The request
Locate every line in the records below that holds the word "number" and return each one.

Dataset extract

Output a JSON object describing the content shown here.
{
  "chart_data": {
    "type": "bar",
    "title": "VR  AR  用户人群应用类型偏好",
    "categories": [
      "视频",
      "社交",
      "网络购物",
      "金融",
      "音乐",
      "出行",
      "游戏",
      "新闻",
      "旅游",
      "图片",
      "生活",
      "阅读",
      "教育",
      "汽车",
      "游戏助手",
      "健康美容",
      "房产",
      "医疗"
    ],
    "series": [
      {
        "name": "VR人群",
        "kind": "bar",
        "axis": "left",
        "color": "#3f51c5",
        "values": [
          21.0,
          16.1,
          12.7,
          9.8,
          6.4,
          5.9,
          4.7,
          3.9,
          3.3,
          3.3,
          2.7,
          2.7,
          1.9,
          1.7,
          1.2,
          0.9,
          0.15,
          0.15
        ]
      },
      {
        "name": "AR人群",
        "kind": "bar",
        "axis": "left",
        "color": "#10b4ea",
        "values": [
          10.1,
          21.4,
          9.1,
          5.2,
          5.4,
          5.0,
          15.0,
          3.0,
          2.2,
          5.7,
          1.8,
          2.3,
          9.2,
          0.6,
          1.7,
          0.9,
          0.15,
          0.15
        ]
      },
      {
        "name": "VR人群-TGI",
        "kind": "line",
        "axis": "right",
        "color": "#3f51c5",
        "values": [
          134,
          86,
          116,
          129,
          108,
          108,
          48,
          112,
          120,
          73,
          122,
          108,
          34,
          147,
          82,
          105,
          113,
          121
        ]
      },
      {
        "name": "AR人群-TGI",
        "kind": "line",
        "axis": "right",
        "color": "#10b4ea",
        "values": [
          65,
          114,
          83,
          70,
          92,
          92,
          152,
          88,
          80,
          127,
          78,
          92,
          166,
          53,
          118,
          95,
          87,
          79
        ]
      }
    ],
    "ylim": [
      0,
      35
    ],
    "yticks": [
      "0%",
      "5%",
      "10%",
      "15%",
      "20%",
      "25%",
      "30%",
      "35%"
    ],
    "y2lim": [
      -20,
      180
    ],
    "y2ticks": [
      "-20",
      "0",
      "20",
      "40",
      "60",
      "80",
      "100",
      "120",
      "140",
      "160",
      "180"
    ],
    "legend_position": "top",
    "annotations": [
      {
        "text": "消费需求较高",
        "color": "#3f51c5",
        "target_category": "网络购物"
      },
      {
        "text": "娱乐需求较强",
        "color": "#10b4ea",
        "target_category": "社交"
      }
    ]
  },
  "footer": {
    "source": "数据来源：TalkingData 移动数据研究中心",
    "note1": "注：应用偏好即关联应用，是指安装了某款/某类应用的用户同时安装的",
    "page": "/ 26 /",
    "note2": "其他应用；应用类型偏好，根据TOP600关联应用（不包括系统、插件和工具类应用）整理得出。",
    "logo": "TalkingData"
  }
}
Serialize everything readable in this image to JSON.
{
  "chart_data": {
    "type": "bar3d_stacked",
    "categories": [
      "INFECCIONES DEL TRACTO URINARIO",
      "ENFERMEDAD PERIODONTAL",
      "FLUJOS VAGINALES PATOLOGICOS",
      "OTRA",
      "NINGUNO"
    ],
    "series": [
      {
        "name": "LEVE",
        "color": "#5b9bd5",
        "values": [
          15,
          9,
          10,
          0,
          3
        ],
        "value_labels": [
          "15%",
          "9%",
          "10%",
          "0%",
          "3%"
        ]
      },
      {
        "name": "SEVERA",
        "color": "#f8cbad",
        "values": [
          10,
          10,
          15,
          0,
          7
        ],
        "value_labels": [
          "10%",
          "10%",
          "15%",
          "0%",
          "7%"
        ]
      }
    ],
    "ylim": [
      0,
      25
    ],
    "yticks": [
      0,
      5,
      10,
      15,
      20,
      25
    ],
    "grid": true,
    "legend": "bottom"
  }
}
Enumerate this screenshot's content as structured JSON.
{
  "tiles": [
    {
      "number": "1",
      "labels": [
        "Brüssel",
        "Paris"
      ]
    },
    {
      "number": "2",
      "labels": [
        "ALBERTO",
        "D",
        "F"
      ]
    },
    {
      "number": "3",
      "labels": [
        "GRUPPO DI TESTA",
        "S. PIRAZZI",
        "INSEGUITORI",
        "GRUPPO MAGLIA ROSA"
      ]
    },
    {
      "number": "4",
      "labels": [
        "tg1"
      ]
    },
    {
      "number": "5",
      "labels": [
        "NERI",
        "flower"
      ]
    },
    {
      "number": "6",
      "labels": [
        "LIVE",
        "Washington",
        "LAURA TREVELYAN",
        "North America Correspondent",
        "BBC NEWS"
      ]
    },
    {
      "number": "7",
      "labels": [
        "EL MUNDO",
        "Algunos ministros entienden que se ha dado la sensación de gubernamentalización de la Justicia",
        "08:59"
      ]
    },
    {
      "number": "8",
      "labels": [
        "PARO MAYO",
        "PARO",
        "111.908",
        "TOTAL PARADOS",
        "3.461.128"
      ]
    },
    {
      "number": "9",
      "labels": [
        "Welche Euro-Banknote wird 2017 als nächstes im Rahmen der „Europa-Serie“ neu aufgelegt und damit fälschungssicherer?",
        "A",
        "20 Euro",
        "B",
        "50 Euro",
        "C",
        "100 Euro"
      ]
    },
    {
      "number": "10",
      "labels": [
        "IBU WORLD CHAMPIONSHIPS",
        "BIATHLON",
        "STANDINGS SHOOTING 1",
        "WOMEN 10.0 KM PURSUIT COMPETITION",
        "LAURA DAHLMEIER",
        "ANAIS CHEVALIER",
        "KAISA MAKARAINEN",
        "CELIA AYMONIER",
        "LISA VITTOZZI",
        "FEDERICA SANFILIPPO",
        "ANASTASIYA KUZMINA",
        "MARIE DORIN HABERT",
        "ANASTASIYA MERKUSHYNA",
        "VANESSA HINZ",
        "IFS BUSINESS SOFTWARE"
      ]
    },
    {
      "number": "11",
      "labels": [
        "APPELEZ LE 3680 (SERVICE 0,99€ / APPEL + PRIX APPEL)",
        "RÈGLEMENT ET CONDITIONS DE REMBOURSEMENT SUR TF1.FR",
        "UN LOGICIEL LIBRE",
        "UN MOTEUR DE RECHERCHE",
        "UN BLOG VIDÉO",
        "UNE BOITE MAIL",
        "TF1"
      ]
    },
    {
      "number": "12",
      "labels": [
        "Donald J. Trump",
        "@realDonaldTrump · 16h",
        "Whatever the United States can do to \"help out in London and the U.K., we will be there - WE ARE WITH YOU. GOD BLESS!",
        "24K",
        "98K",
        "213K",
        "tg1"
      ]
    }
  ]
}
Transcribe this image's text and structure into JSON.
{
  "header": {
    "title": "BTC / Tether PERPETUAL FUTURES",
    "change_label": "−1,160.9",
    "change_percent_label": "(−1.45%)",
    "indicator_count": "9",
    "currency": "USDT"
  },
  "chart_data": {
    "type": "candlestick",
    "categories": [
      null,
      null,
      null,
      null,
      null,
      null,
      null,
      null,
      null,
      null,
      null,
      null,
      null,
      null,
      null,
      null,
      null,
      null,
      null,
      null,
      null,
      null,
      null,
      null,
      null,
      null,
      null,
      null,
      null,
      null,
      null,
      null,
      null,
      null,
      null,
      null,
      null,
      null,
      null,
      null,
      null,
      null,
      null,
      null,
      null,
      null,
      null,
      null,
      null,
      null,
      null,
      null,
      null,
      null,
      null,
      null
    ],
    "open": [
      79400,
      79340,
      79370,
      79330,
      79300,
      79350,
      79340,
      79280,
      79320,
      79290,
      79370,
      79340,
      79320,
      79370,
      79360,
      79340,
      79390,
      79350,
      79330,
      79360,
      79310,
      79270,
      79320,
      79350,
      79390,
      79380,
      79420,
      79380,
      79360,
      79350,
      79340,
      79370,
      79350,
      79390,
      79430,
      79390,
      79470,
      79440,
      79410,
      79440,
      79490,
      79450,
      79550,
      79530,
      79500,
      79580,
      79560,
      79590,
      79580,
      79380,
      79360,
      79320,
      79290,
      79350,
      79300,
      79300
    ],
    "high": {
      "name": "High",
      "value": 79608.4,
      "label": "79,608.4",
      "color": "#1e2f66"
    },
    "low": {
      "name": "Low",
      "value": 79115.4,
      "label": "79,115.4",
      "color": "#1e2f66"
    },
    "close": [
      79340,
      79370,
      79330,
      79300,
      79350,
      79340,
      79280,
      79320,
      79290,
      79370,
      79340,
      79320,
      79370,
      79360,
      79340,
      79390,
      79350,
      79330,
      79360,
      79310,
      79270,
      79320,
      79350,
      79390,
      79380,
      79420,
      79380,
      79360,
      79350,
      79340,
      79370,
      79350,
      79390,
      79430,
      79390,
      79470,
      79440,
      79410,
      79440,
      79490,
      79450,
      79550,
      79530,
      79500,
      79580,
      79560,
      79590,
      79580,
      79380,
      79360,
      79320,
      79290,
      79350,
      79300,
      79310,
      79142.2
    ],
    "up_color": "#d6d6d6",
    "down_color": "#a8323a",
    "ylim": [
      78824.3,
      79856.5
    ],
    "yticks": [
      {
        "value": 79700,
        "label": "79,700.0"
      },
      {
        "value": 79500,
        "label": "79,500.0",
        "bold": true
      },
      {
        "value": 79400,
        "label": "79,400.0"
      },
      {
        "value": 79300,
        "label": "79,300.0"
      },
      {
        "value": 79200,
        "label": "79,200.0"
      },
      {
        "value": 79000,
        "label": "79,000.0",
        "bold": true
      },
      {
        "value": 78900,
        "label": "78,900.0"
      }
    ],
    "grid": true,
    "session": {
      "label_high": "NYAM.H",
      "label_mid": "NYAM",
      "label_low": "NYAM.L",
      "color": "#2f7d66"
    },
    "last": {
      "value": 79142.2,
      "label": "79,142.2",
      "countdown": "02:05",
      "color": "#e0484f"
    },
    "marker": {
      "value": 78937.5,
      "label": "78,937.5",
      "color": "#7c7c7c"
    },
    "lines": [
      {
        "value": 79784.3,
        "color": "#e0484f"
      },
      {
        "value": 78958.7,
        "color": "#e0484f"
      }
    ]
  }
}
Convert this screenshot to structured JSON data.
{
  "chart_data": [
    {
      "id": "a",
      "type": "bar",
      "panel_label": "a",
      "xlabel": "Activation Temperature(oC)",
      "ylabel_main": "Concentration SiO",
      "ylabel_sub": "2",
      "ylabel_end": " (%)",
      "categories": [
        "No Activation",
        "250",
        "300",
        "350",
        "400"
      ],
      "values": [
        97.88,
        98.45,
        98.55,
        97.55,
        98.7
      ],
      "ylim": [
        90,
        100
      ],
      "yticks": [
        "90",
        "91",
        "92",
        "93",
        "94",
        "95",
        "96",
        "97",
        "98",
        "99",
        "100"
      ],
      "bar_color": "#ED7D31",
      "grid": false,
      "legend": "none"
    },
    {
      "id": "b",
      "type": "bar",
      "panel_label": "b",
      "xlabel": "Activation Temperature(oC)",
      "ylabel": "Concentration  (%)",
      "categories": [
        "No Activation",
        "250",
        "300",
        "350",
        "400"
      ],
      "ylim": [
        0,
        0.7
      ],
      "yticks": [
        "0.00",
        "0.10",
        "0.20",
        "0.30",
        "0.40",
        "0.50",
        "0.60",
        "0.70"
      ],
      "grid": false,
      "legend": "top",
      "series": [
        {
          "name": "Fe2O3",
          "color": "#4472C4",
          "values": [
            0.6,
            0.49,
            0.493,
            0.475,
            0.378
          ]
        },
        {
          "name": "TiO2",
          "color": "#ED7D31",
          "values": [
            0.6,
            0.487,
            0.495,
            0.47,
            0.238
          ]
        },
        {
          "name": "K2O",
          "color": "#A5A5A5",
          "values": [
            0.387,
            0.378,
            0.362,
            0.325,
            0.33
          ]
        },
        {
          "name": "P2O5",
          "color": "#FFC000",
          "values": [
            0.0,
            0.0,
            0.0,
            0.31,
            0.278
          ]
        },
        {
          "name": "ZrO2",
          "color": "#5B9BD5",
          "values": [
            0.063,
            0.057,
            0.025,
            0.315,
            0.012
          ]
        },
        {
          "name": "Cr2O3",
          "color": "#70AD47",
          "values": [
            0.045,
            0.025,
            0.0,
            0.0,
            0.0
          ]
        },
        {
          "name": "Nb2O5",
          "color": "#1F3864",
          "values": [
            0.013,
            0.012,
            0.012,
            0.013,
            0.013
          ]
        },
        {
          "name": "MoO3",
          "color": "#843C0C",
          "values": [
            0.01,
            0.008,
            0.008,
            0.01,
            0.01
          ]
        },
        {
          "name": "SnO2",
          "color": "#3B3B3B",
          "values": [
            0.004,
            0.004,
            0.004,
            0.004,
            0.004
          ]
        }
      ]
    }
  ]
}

Solved problem
      "number": "1",
      "number": "2",
      "number": "3",
      "number": "4",
      "number": "5",
      "number": "6",
      "number": "7",
      "number": "8",
      "number": "9",
      "number": "10",
      "number": "11",
      "number": "12",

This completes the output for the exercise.